## start Material to process

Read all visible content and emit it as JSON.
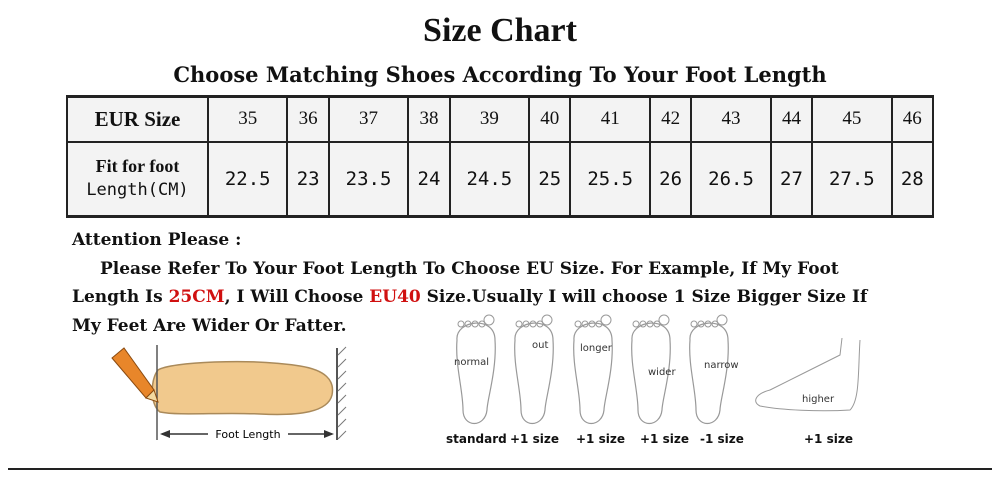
{
  "title": "Size Chart",
  "subtitle": "Choose Matching Shoes According To Your Foot Length",
  "table": {
    "row1_header": "EUR Size",
    "row2_header_line1": "Fit for foot",
    "row2_header_line2": "Length(CM)",
    "sizes": [
      "35",
      "36",
      "37",
      "38",
      "39",
      "40",
      "41",
      "42",
      "43",
      "44",
      "45",
      "46"
    ],
    "lengths": [
      "22.5",
      "23",
      "23.5",
      "24",
      "24.5",
      "25",
      "25.5",
      "26",
      "26.5",
      "27",
      "27.5",
      "28"
    ]
  },
  "attention": {
    "heading": "Attention Please :",
    "text1": "Please Refer To Your Foot Length To Choose EU Size. For Example, If My Foot",
    "text2a": "Length Is ",
    "highlight1": "25CM",
    "text2b": ", I Will Choose ",
    "highlight2": "EU40",
    "text2c": " Size.Usually I will choose 1 Size Bigger Size If",
    "text3": "My Feet Are Wider Or Fatter.",
    "highlight_color": "#d01010"
  },
  "diagram": {
    "foot_length_label": "Foot Length"
  },
  "foot_types": [
    {
      "label": "normal",
      "size": "standard"
    },
    {
      "label": "out",
      "size": "+1 size"
    },
    {
      "label": "longer",
      "size": "+1 size"
    },
    {
      "label": "wider",
      "size": "+1 size"
    },
    {
      "label": "narrow",
      "size": "-1 size"
    },
    {
      "label": "higher",
      "size": "+1 size"
    }
  ]
}
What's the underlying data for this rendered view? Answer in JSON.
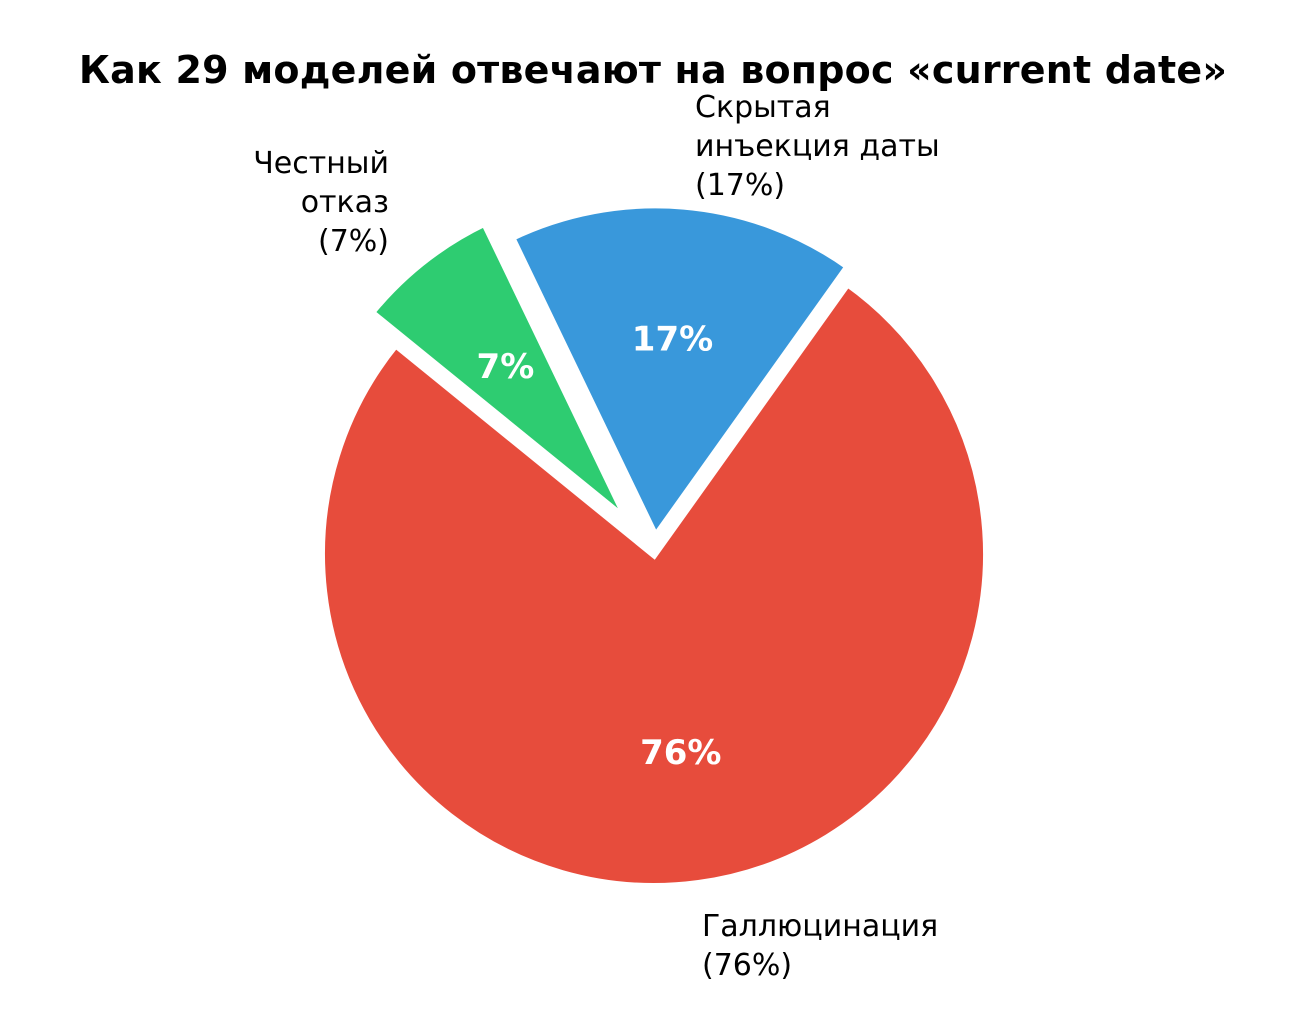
{
  "chart_data": {
    "type": "pie",
    "title": "Как 29 моделей отвечают на вопрос «current date»",
    "total_models": 29,
    "start_angle_deg": 54.5,
    "direction": "counterclockwise",
    "slices": [
      {
        "key": "injection",
        "label": "Скрытая\nинъекция даты",
        "label_pct": "(17%)",
        "inner": "17%",
        "value": 17,
        "count": 5,
        "color": "#3998db",
        "explode": 0.05
      },
      {
        "key": "refusal",
        "label": "Честный\nотказ",
        "label_pct": "(7%)",
        "inner": "7%",
        "value": 7,
        "count": 2,
        "color": "#2ecc71",
        "explode": 0.12
      },
      {
        "key": "hallucination",
        "label": "Галлюцинация",
        "label_pct": "(76%)",
        "inner": "76%",
        "value": 76,
        "count": 22,
        "color": "#e74c3c",
        "explode": 0
      }
    ]
  },
  "labels": {
    "injection": "Скрытая\nинъекция даты\n(17%)",
    "refusal": "Честный\nотказ\n(7%)",
    "hallucination": "Галлюцинация\n(76%)"
  }
}
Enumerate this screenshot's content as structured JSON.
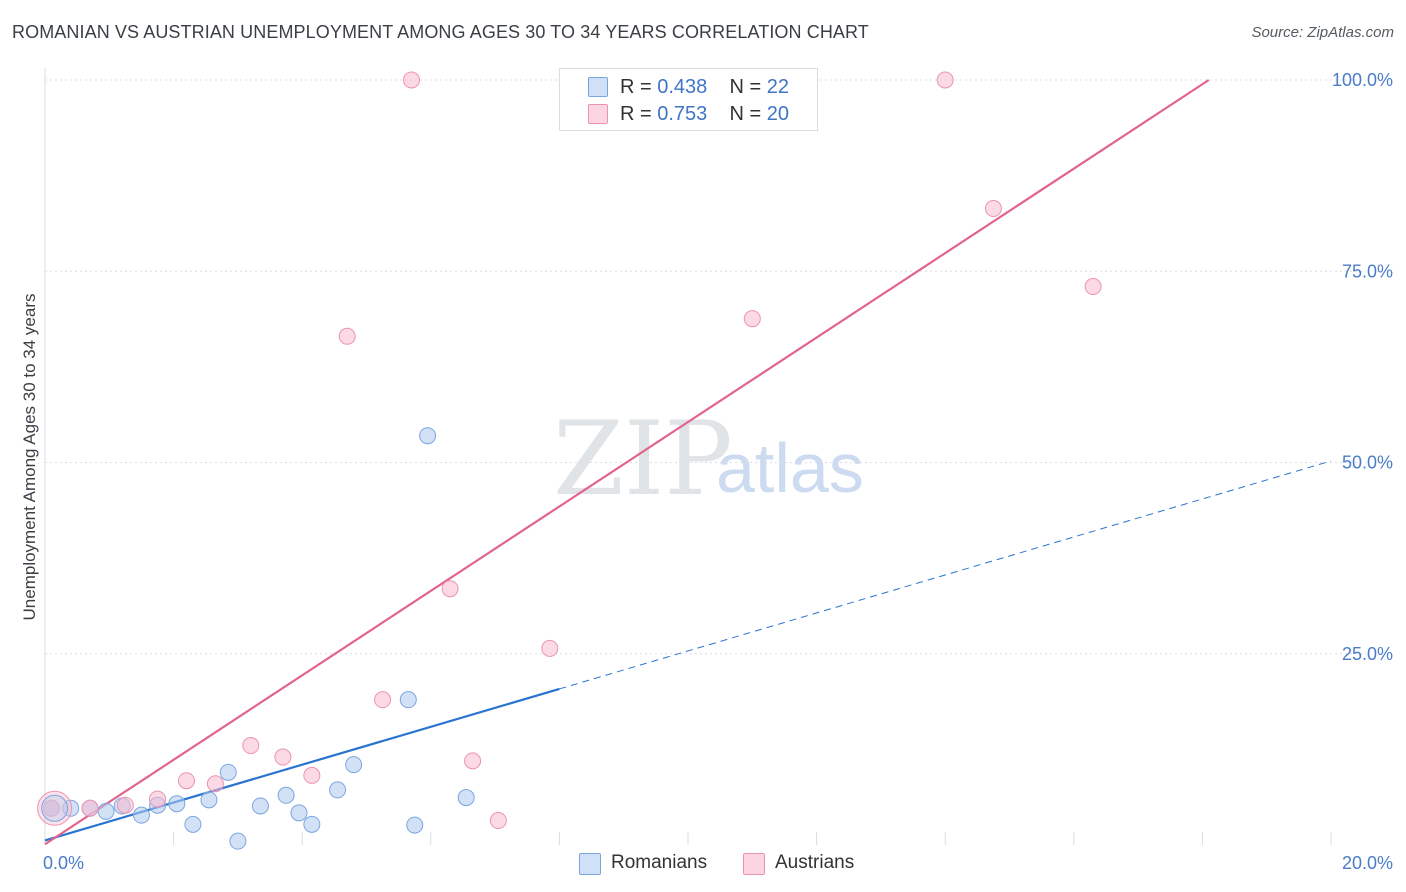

## end Material to process

Select all lines in the listing that include the word "nотказ".

__Finished exercise__:
        "label": "Честный\nотказ",
    "refusal": "Честный\nотказ\n(7%)",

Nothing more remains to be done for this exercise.